_TASK INSTRUCTIONS:_ Gather all lines containing the string "where" and copy them out.

_RECORDS FOR THIS EXERCISE:_
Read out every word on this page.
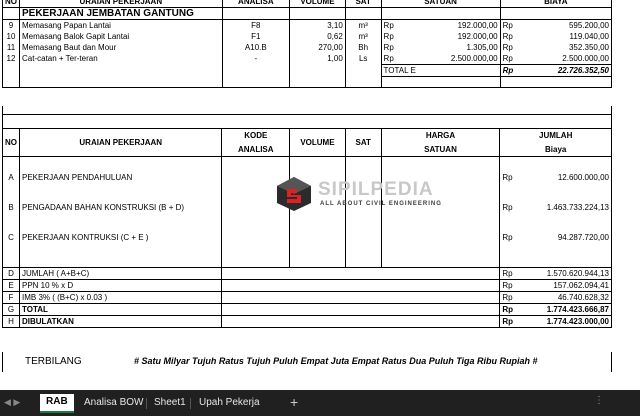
NO	URAIAN PEKERJAAN	ANALISA	VOLUME	SAT	SATUAN		BIAYA	
	PEKERJAAN JEMBATAN GANTUNG							
9	Memasang Papan Lantai	F8	3,10	m³	Rp	192.000,00	Rp	595.200,00
10	Memasang Balok Gapit Lantai	F1	0,62	m³	Rp	192.000,00	Rp	119.040,00
11	Memasang Baut dan Mour	A10.B	270,00	Bh	Rp	1.305,00	Rp	352.350,00
12	Cat-catan + Ter-teran	-	1,00	Ls	Rp	2.500.000,00	Rp	2.500.000,00
					TOTAL E		Rp	22.726.352,50

NO	URAIAN PEKERJAAN	KODE	VOLUME	SAT	HARGA		JUMLAH	
		ANALISA			SATUAN		Biaya	

A	PEKERJAAN PENDAHULUAN						Rp	12.600.000,00
B	PENGADAAN BAHAN KONSTRUKSI (B + D)						Rp	1.463.733.224,13
C	PEKERJAAN KONTRUKSI (C + E )						Rp	94.287.720,00

D	JUMLAH ( A+B+C)						Rp	1.570.620.944,13
E	PPN 10 % x D						Rp	157.062.094,41
F	IMB 3% ( (B+C) x 0.03 )						Rp	46.740.628,32
G	TOTAL						Rp	1.774.423.666,87
H	DIBULATKAN						Rp	1.774.423.000,00
TERBILANG	# Satu Milyar Tujuh Ratus Tujuh Puluh Empat Juta Empat Ratus Dua Puluh Tiga Ribu Rupiah #
SIPILPEDIA
ALL ABOUT CIVIL ENGINEERING
◀ ▶	RAB	Analisa BOW	Sheet1	Upah Pekerja	+	⋮
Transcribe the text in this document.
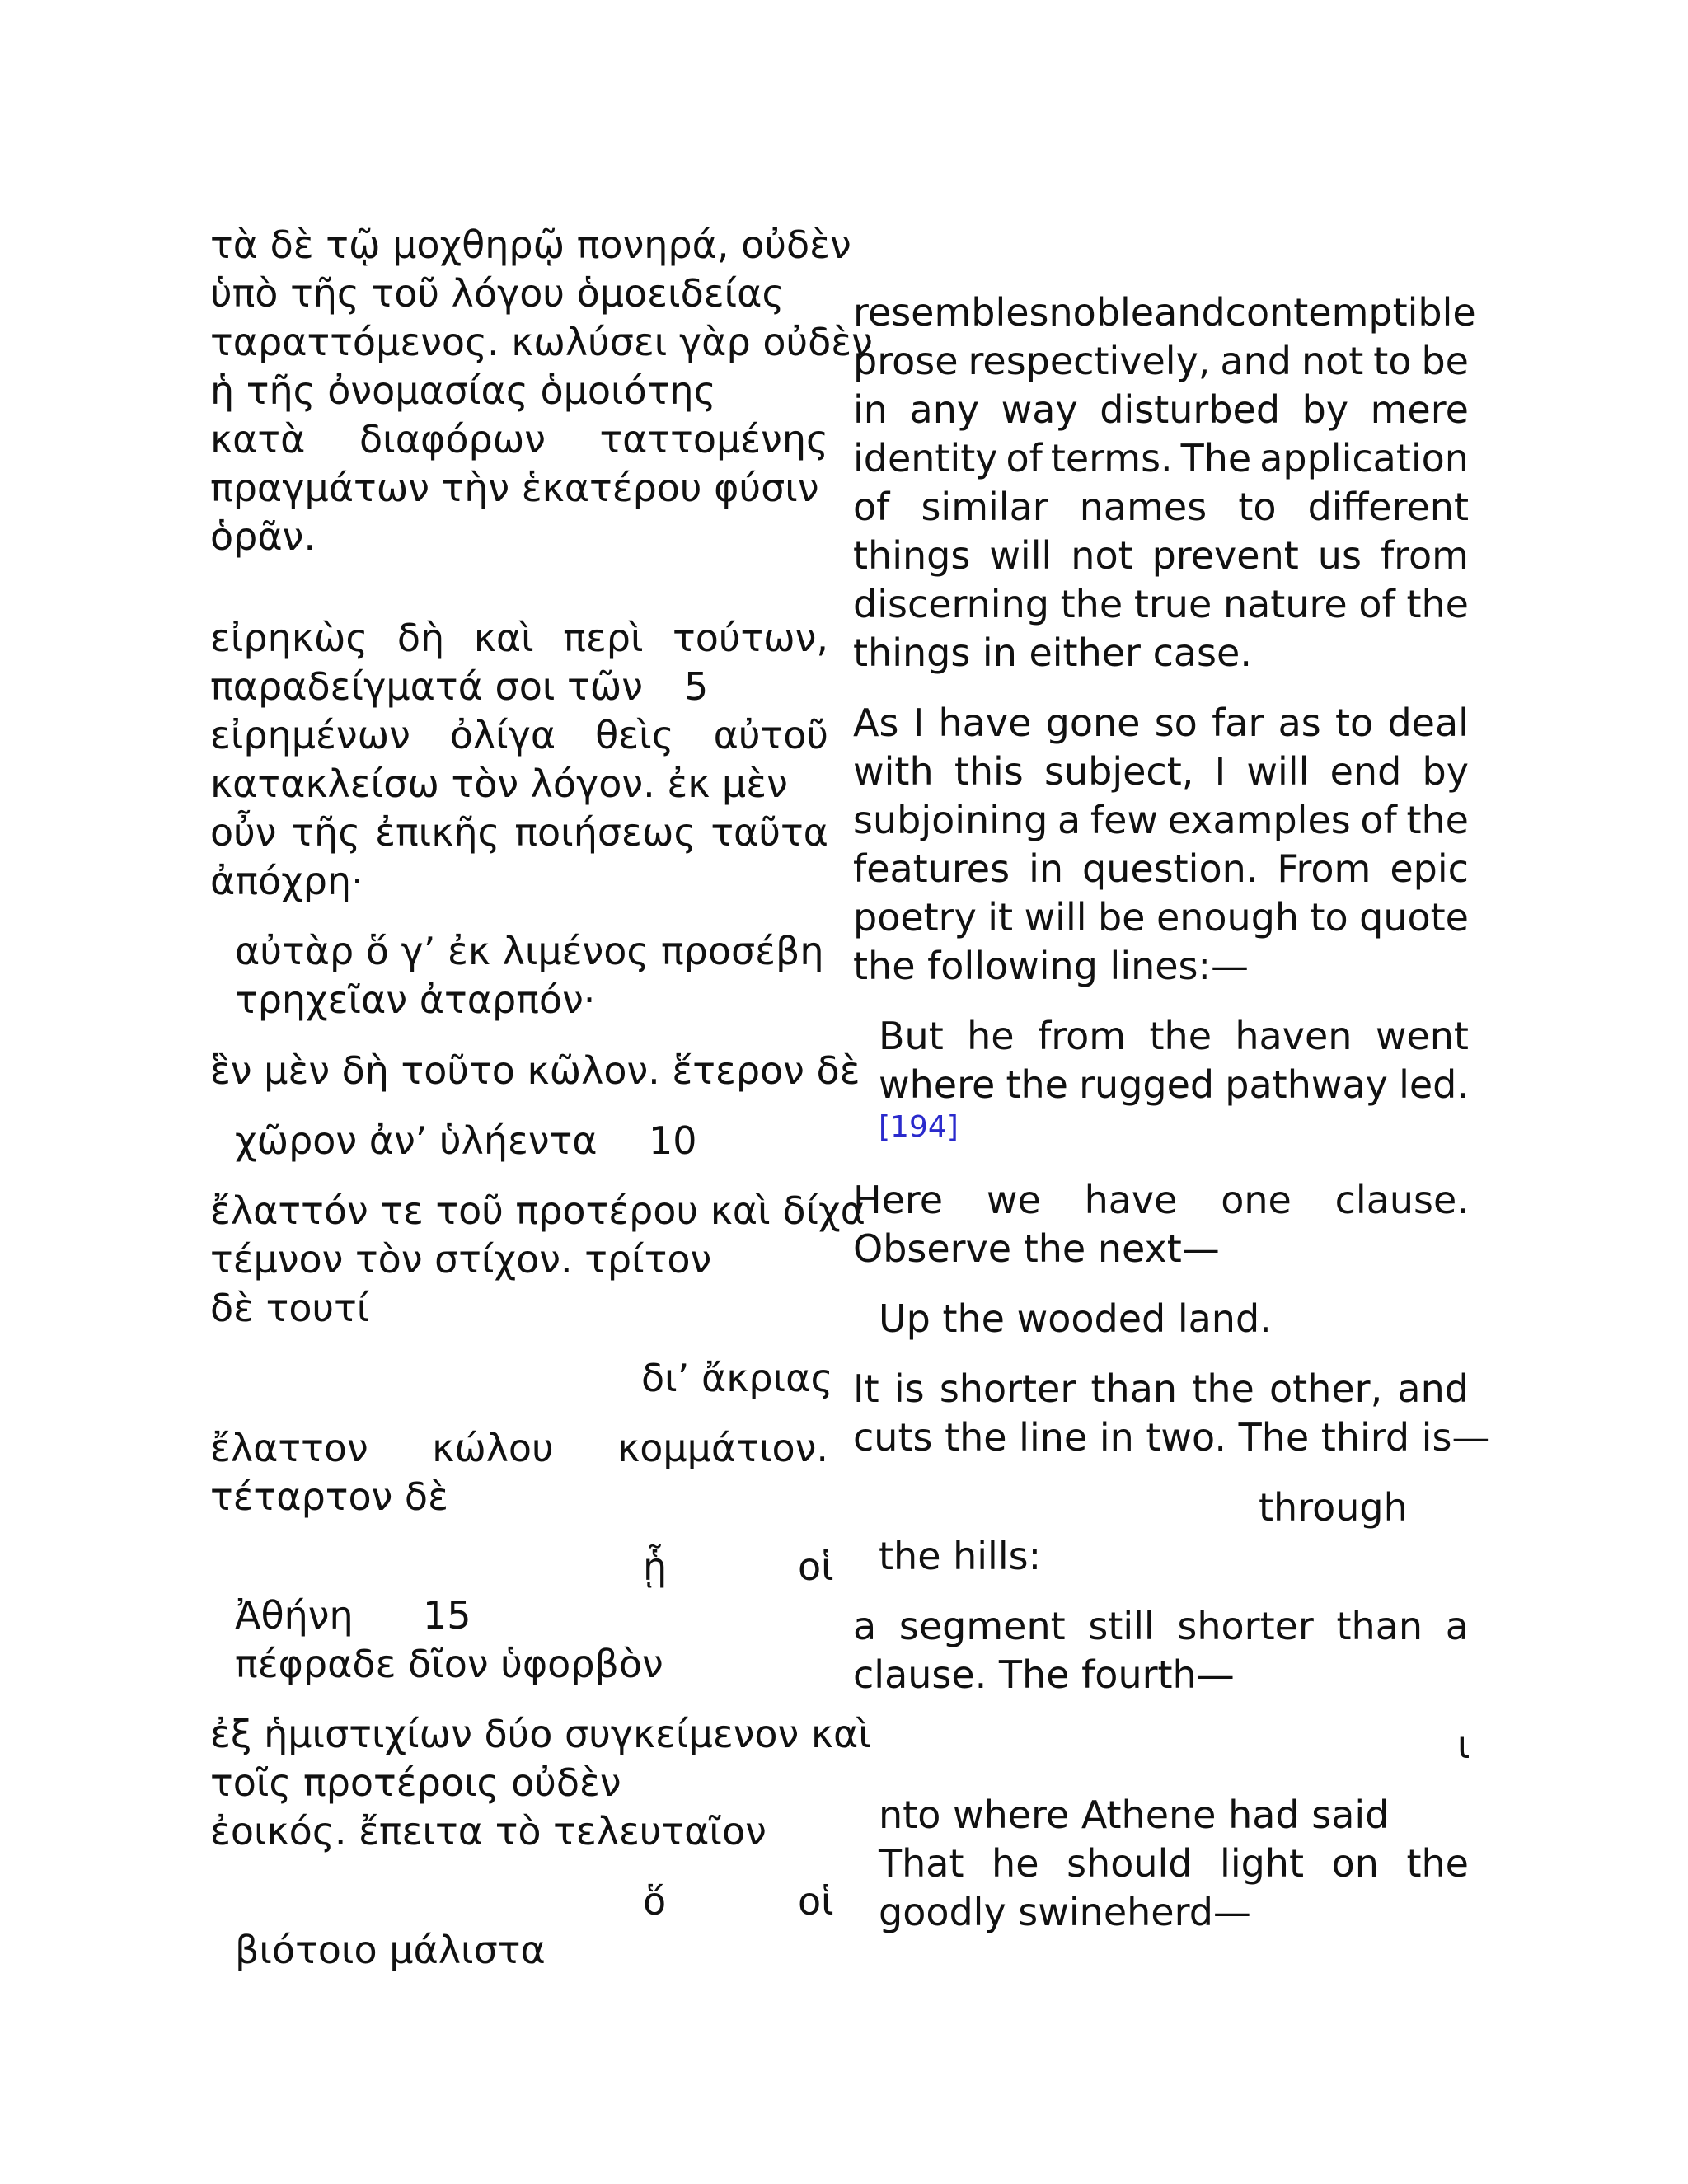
τὰ δὲ τῷ μοχθηρῷ πονηρά, οὐδὲν
ὑπὸ τῆς τοῦ λόγου ὁμοειδείας
ταραττόμενος. κωλύσει γὰρ οὐδὲν
ἡ τῆς ὀνομασίας ὁμοιότης
κατὰ διαφόρων ταττομένης
πραγμάτων τὴν ἑκατέρου φύσιν
ὁρᾶν.
εἰρηκὼς δὴ καὶ περὶ τούτων,
παραδείγματά σοι τῶν 5
εἰρημένων ὀλίγα θεὶς αὐτοῦ
κατακλείσω τὸν λόγον. ἐκ μὲν
οὖν τῆς ἐπικῆς ποιήσεως ταῦτα
ἀπόχρη·
αὐτὰρ ὅ γ’ ἐκ λιμένος προσέβη
τρηχεῖαν ἀταρπόν·
ἓν μὲν δὴ τοῦτο κῶλον. ἕτερον δὲ
χῶρον ἀν’ ὑλήεντα 10
ἔλαττόν τε τοῦ προτέρου καὶ δίχα
τέμνον τὸν στίχον. τρίτον
δὲ τουτί
δι’ ἄκριας
ἔλαττον κώλου κομμάτιον.
τέταρτον δὲ
ᾗ	οἱ
Ἀθήνη 15
πέφραδε δῖον ὑφορβὸν
ἐξ ἡμιστιχίων δύο συγκείμενον καὶ
τοῖς προτέροις οὐδὲν
ἐοικός. ἔπειτα τὸ τελευταῖον
ὅ	οἱ
βιότοιο μάλιστα
resembles noble and contemptible
prose respectively, and not to be
in any way disturbed by mere
identity of terms. The application
of similar names to different
things will not prevent us from
discerning the true nature of the
things in either case.
As I have gone so far as to deal
with this subject, I will end by
subjoining a few examples of the
features in question. From epic
poetry it will be enough to quote
the following lines:—
But he from the haven went
where the rugged pathway led.
[194]
Here we have one clause.
Observe the next—
Up the wooded land.
It is shorter than the other, and
cuts the line in two. The third is—
through
the hills:
a segment still shorter than a
clause. The fourth—
ι
nto where Athene had said
That he should light on the
goodly swineherd—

_TASK ANSWER:_
where the rugged pathway led.
nto where Athene had said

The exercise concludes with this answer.